◆ **Stated goal**
Locate every line in the material below that has the word "background". Copy each of those lines.

◆ **Records**
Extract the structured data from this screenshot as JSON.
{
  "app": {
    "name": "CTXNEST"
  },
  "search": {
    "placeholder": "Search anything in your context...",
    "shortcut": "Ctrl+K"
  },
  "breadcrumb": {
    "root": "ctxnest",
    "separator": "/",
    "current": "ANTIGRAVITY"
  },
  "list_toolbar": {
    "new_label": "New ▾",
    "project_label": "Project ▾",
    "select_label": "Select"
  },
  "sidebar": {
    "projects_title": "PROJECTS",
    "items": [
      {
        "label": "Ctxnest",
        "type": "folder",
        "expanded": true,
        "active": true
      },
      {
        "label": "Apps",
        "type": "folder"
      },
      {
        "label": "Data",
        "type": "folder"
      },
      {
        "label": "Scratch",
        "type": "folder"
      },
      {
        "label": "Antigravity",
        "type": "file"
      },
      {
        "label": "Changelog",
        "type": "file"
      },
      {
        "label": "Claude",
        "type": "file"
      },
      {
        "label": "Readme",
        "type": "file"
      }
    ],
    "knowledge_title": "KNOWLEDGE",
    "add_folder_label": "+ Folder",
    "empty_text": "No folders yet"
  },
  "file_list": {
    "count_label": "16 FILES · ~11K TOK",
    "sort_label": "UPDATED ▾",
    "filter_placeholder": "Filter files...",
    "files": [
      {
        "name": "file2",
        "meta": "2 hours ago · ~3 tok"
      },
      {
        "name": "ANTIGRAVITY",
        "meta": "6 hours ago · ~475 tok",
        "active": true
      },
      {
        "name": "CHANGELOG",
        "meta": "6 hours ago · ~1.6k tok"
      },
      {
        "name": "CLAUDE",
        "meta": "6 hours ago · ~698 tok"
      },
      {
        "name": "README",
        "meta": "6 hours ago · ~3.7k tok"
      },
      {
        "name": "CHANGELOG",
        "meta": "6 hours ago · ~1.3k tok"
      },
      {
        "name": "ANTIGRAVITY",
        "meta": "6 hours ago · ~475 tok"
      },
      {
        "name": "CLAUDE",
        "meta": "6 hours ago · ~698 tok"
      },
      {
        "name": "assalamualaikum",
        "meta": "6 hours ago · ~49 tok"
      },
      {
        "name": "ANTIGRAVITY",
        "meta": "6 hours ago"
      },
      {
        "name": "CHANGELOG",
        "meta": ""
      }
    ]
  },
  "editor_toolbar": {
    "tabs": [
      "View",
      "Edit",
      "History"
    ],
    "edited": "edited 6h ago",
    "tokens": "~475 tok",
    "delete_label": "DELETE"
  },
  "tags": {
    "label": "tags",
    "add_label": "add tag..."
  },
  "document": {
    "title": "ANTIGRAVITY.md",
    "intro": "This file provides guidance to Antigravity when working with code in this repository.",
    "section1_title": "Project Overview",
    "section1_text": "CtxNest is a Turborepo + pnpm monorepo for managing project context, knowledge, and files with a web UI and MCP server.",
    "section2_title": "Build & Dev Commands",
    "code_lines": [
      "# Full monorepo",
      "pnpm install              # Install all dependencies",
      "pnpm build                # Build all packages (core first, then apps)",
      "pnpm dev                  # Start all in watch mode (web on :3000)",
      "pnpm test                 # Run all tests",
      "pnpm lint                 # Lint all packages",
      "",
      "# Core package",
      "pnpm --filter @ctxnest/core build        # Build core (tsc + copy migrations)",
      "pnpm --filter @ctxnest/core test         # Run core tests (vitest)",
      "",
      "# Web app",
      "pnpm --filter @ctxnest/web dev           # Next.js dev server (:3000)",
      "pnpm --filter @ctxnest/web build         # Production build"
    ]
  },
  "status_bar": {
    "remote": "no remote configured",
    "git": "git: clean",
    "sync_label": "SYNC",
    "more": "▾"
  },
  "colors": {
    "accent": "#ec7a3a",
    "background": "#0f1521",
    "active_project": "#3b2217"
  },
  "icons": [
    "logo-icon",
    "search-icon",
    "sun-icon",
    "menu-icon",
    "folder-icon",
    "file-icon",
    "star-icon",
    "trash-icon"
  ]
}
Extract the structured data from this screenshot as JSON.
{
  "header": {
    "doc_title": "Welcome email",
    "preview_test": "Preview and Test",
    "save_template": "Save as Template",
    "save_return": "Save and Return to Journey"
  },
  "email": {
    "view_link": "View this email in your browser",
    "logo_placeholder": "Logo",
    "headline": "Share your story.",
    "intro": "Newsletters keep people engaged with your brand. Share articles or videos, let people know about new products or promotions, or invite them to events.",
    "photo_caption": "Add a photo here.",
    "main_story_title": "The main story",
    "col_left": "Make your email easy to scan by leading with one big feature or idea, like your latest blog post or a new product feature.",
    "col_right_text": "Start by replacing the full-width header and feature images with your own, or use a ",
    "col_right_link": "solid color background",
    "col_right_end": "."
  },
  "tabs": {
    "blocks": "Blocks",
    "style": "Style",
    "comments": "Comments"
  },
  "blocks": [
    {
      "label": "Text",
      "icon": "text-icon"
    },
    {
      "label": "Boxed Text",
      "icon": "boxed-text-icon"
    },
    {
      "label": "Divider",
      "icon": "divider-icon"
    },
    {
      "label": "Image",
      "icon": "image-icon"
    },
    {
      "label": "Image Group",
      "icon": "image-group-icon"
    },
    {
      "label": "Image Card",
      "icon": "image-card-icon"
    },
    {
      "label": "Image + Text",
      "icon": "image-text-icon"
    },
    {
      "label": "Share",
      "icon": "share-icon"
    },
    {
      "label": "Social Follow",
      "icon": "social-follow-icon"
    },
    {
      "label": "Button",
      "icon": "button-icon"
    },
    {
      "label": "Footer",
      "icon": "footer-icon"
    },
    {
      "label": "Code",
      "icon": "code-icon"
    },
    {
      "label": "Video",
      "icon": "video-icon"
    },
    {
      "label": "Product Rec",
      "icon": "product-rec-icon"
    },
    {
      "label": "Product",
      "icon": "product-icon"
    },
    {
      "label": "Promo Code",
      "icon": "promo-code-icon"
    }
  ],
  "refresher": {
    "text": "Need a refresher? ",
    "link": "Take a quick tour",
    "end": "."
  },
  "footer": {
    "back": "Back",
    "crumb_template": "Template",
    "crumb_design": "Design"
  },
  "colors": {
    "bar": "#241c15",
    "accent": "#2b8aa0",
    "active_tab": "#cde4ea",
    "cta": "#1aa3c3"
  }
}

◆ **Exercise solution**
    "background": "#0f1521",
    "col_right_link": "solid color background",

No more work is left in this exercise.